** Working data follows **

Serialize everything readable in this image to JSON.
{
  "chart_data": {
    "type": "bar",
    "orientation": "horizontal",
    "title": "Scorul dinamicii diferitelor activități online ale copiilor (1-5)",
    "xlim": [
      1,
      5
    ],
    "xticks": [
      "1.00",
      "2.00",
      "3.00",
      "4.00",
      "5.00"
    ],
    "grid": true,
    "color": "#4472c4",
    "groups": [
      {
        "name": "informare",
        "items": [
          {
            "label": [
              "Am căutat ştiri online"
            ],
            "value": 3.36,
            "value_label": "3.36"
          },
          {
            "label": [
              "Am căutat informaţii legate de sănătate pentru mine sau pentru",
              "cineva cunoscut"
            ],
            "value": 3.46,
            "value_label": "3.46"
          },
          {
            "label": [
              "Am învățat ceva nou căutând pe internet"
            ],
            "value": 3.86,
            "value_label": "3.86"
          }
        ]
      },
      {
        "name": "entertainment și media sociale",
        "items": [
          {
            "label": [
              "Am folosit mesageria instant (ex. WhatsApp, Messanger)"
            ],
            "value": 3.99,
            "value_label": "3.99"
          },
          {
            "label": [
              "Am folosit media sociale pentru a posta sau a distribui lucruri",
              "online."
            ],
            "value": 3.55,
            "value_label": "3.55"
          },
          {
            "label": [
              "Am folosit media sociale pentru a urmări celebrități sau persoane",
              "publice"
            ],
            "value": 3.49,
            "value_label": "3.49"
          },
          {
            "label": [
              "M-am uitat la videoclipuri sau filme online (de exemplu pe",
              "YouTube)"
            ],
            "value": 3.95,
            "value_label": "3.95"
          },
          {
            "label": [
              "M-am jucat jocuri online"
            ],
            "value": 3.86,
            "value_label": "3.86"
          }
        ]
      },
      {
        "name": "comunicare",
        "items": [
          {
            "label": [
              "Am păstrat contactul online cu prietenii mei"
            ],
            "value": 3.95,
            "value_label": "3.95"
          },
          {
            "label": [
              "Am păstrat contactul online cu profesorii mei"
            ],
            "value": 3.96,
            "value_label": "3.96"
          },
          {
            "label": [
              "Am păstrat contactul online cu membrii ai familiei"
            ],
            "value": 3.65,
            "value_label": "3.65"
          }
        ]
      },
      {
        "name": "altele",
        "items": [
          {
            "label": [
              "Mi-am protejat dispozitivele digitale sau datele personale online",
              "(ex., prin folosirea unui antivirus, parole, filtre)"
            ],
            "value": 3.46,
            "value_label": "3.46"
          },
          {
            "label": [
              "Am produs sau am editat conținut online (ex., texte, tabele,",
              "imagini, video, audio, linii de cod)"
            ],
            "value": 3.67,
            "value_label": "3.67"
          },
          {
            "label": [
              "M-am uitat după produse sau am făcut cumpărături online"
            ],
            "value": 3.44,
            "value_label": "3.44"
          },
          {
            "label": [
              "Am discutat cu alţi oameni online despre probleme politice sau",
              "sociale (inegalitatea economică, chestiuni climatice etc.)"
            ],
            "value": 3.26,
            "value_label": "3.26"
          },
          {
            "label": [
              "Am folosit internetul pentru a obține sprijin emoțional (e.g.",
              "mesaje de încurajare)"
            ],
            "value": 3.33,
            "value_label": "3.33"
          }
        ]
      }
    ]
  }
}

** End of Working data **

## Instructions for the task
In the listing, find all lines with the string "media" and copy them.

## Final answer
        "name": "entertainment și media sociale",
              "Am folosit media sociale pentru a posta sau a distribui lucruri",
              "Am folosit media sociale pentru a urmări celebrități sau persoane",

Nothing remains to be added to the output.